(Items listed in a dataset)
* start *

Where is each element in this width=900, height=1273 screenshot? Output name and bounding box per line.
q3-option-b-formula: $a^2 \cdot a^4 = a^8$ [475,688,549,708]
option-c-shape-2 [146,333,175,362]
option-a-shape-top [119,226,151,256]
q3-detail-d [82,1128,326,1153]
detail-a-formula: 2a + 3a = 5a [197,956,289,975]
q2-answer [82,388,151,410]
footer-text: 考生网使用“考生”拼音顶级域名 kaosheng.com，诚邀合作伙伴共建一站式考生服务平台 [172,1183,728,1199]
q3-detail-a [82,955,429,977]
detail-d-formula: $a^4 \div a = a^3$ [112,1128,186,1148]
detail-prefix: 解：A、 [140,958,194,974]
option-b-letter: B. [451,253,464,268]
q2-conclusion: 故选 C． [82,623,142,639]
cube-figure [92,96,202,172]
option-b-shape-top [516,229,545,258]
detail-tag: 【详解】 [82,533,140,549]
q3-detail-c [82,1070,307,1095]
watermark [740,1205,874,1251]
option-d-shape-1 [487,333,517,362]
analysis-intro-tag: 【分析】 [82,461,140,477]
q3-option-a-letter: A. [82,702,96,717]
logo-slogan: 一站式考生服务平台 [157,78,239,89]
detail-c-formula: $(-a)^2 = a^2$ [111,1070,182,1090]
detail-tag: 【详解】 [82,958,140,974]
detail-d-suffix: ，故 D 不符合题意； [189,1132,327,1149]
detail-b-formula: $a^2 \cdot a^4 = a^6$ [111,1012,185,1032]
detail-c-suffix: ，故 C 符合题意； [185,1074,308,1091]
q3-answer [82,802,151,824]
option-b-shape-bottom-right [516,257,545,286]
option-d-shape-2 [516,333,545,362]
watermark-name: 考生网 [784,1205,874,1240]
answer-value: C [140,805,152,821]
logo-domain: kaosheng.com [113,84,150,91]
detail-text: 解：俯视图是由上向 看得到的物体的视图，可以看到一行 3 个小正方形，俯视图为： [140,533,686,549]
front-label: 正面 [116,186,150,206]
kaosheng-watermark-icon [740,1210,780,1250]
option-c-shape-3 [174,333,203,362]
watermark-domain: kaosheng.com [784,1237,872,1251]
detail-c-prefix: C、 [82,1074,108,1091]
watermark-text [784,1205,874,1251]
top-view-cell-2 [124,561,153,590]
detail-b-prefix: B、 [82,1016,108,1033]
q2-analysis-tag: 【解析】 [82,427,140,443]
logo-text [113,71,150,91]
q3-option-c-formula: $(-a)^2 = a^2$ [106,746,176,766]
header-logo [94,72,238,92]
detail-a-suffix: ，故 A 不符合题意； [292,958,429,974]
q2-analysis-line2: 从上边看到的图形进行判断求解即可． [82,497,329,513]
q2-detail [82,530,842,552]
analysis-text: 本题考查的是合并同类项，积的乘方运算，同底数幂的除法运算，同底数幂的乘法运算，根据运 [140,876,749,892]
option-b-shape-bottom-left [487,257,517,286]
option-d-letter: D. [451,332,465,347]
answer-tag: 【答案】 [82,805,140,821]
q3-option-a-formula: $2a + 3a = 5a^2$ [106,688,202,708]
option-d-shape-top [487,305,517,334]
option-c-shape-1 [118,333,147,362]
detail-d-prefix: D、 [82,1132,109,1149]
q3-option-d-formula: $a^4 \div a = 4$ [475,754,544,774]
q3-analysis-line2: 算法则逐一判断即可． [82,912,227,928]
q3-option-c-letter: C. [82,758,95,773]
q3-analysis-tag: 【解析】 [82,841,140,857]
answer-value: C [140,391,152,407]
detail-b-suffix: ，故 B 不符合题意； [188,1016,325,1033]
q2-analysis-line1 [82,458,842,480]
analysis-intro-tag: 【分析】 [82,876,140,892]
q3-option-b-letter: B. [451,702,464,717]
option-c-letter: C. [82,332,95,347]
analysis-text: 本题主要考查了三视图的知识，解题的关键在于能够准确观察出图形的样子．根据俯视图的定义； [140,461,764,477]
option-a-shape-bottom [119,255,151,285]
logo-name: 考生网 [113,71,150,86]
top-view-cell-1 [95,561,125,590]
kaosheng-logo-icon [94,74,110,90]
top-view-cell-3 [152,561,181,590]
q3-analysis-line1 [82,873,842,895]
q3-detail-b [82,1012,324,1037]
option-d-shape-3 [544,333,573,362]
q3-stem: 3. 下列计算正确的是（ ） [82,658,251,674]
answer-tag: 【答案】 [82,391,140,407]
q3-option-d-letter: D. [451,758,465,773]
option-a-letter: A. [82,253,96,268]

* end *

**WORK TO BE COMPLETED:** Can you reproduce the listing word for word, from its first line through the line holding "option-b-shape-top [516,229,545,258]", with both ends included?

**SOLUTION TO THE PROBLEM:**
Where is each element in this width=900, height=1273 screenshot? Output name and bounding box per line.
q3-option-b-formula: $a^2 \cdot a^4 = a^8$ [475,688,549,708]
option-c-shape-2 [146,333,175,362]
option-a-shape-top [119,226,151,256]
q3-detail-d [82,1128,326,1153]
detail-a-formula: 2a + 3a = 5a [197,956,289,975]
q2-answer [82,388,151,410]
footer-text: 考生网使用“考生”拼音顶级域名 kaosheng.com，诚邀合作伙伴共建一站式考生服务平台 [172,1183,728,1199]
q3-detail-a [82,955,429,977]
detail-d-formula: $a^4 \div a = a^3$ [112,1128,186,1148]
detail-prefix: 解：A、 [140,958,194,974]
option-b-letter: B. [451,253,464,268]
q2-conclusion: 故选 C． [82,623,142,639]
cube-figure [92,96,202,172]
option-b-shape-top [516,229,545,258]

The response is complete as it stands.